TASK INPUTS:
---+---

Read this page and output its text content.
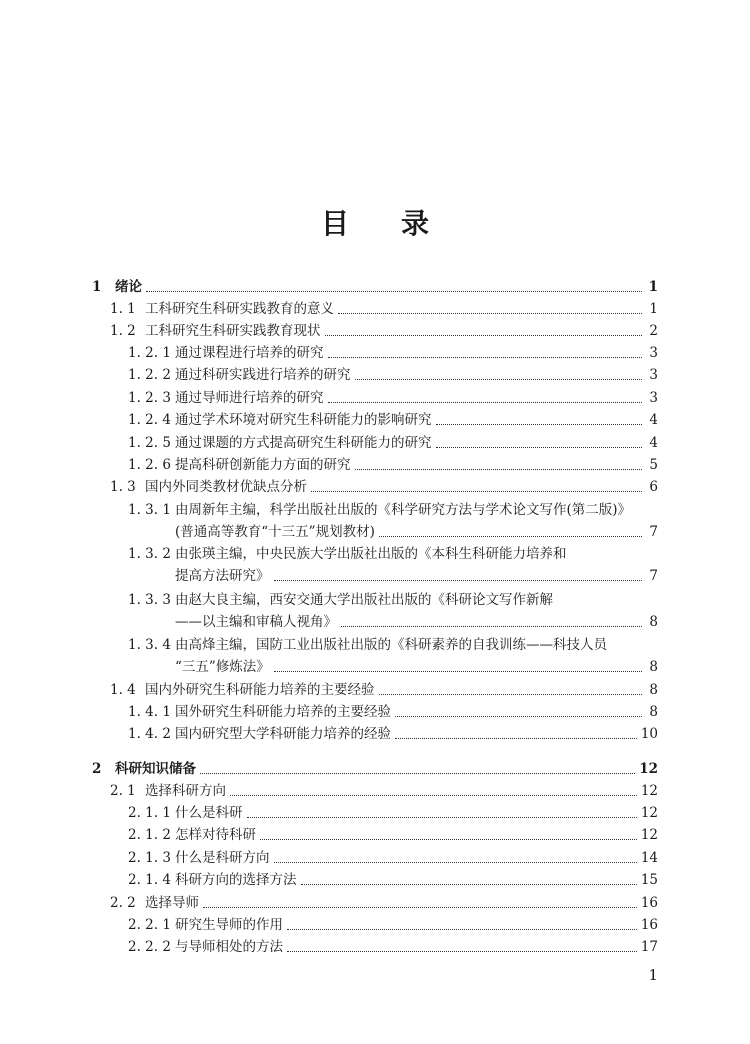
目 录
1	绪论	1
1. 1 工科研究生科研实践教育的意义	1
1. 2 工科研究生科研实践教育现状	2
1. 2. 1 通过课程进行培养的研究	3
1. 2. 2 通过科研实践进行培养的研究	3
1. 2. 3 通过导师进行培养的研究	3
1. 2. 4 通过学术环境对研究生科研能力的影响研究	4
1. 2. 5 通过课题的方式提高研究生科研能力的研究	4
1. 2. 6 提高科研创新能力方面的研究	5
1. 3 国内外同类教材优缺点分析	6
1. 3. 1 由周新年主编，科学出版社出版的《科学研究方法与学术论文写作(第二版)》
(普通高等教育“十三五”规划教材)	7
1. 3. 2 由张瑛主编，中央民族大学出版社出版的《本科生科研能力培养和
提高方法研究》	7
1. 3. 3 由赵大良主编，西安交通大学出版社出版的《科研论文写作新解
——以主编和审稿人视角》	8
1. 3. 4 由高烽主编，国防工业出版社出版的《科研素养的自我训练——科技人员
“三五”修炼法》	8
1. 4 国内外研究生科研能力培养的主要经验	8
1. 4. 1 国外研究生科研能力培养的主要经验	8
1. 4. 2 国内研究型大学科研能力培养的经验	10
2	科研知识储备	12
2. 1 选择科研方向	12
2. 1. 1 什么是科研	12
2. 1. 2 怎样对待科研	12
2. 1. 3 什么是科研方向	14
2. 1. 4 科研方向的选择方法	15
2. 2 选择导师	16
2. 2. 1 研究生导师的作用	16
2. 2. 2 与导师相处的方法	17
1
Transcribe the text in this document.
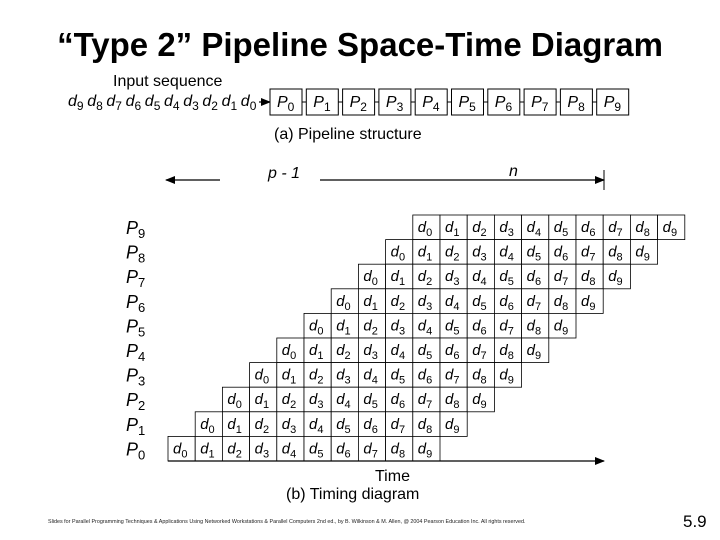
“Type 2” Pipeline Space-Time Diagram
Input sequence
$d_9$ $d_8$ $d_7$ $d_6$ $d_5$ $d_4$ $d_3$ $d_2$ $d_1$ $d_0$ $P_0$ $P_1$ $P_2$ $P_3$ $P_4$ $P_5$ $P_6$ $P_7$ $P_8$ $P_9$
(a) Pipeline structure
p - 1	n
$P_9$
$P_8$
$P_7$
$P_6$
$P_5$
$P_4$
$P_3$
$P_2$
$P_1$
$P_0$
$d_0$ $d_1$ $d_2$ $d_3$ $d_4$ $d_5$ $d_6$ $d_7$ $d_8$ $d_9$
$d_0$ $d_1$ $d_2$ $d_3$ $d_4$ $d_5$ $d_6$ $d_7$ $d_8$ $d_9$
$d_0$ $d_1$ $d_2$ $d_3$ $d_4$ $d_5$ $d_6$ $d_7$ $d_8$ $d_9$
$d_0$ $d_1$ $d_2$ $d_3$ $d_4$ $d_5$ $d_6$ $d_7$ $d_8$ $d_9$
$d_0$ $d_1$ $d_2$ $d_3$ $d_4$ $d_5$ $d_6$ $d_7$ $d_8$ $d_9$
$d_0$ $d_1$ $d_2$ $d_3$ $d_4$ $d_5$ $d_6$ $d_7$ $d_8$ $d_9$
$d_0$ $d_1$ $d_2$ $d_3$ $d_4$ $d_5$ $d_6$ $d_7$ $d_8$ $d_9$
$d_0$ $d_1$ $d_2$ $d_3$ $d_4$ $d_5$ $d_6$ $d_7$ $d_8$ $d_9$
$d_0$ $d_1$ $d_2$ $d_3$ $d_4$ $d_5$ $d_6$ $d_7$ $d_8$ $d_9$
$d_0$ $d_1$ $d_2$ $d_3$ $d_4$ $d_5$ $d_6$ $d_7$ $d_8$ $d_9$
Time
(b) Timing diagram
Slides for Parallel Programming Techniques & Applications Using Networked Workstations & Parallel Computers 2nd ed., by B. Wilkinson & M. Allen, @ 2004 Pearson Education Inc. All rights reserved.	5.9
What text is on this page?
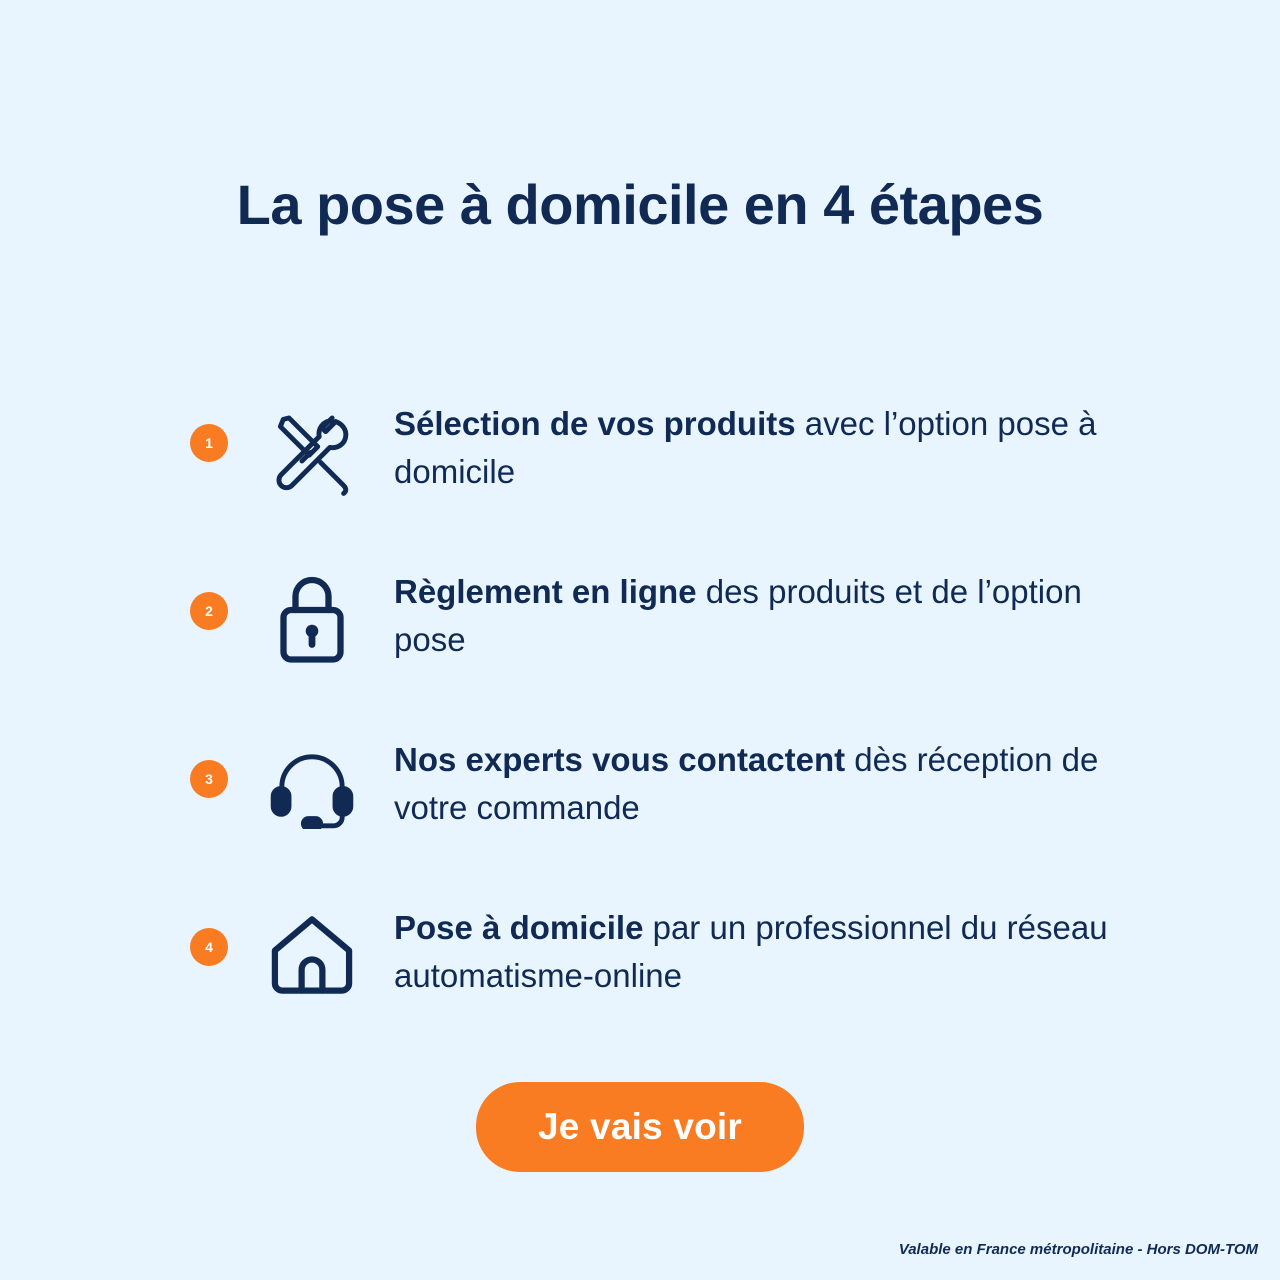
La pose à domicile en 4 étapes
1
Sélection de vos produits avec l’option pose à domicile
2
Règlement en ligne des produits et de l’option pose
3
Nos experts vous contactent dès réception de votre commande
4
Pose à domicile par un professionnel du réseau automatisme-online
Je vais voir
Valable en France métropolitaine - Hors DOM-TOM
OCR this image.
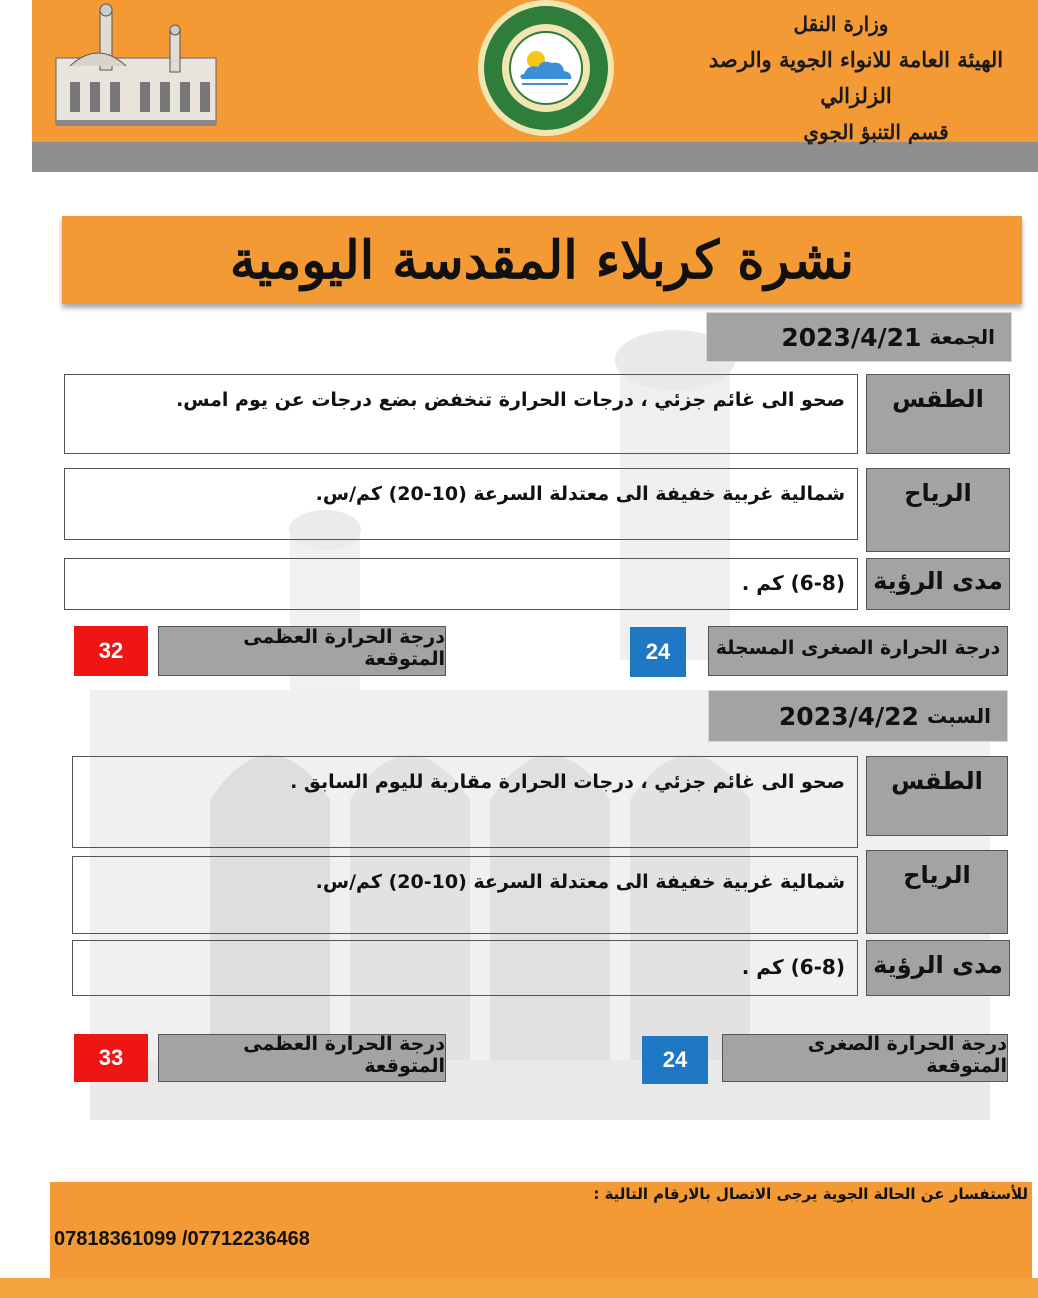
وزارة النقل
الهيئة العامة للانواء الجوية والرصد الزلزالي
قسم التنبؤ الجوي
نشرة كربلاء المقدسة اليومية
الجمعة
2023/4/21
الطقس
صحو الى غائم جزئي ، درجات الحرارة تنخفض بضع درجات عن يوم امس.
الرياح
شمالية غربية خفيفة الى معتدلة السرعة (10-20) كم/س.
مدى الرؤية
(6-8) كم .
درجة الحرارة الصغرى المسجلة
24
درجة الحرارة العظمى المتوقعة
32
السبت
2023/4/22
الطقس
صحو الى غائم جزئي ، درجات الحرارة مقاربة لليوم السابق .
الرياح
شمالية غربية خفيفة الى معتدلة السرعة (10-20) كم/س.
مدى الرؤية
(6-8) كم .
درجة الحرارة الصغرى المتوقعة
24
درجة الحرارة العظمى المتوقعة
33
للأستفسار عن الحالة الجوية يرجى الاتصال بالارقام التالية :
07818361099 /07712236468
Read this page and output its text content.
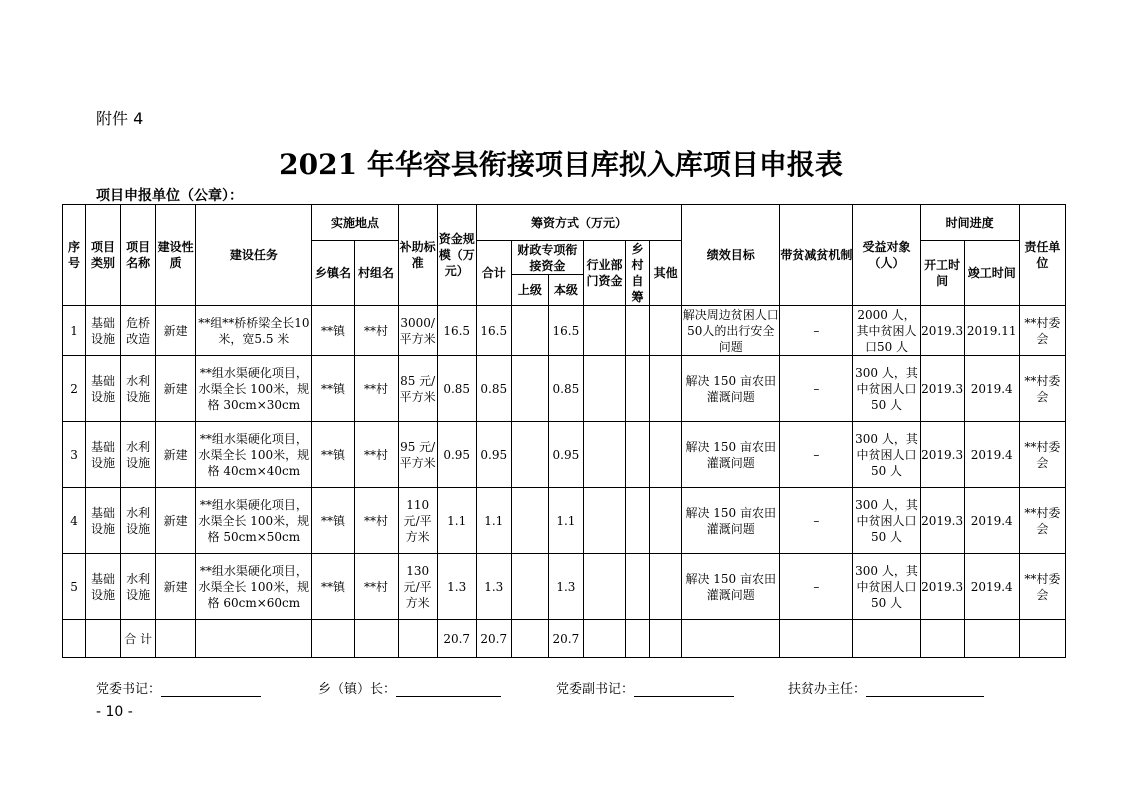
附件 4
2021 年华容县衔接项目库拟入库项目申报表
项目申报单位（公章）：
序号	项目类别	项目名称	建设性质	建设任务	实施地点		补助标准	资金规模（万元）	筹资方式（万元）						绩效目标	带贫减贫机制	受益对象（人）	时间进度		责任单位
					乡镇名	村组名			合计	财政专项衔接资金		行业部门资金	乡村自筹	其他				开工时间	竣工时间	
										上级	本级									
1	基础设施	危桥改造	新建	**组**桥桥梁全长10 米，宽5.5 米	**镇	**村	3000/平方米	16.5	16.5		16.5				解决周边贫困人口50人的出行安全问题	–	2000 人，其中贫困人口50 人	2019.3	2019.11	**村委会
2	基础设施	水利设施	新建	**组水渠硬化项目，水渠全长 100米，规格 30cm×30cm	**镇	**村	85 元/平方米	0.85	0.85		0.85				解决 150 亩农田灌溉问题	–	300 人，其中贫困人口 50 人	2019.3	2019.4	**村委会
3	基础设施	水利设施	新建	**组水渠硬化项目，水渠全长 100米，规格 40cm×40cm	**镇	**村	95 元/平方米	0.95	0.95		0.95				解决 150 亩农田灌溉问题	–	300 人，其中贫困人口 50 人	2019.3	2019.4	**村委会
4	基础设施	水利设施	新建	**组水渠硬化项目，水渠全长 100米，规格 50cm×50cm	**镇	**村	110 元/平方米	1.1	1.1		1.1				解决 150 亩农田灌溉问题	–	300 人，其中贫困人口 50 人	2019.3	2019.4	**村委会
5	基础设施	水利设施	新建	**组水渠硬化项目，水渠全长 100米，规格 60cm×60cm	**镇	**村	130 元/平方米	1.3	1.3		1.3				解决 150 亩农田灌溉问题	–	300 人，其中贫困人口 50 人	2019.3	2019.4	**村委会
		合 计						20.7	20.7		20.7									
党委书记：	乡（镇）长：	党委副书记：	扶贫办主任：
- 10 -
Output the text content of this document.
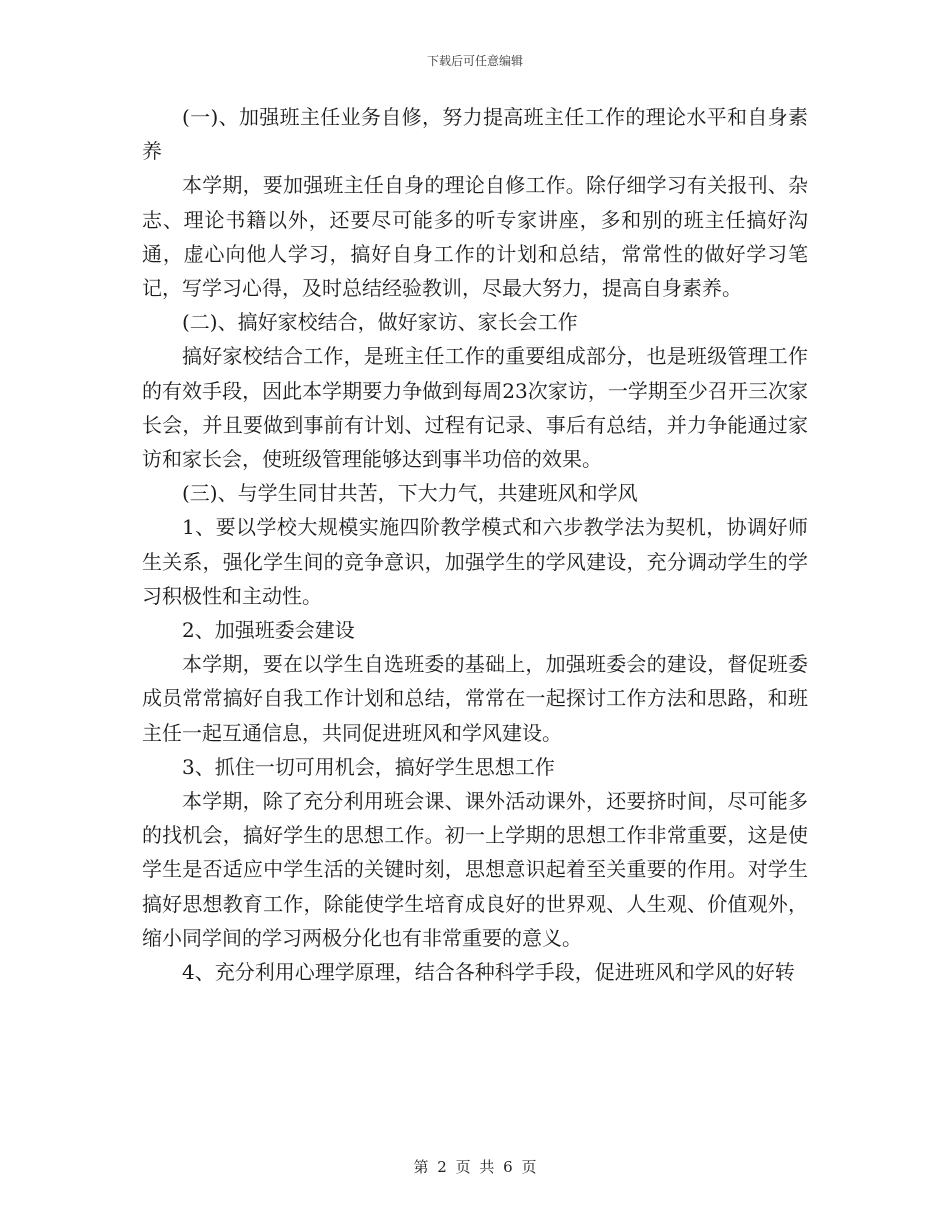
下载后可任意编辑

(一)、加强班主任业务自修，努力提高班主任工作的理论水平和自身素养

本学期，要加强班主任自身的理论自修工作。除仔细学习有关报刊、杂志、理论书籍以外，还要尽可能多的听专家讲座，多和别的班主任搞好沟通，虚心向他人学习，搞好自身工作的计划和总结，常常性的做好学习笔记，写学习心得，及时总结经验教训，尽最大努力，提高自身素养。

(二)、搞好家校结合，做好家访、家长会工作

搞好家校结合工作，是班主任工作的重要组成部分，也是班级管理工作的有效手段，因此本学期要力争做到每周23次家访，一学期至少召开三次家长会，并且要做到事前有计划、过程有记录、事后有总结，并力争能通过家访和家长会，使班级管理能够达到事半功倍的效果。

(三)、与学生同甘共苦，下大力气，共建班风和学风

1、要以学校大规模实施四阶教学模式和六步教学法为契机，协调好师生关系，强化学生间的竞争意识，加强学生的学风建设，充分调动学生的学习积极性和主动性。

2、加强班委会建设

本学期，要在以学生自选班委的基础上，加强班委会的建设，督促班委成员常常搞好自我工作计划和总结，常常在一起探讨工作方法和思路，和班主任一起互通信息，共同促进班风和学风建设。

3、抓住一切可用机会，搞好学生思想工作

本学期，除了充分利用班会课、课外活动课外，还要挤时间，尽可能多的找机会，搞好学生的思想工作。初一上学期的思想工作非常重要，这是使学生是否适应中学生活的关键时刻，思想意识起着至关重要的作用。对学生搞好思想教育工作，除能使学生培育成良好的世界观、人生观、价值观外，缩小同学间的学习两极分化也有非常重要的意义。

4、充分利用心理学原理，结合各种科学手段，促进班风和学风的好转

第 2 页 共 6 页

---+---

WHAT THE TASK ASKS:
Return every line holding the word "الحرارة" from the records.

CORRECT RESPONSE:
صحو الى غائم جزئي ، درجات الحرارة تنخفض بضع درجات عن يوم امس.
درجة الحرارة الصغرى المسجلة
درجة الحرارة العظمى المتوقعة
صحو الى غائم جزئي ، درجات الحرارة مقاربة لليوم السابق .
درجة الحرارة الصغرى المتوقعة
درجة الحرارة العظمى المتوقعة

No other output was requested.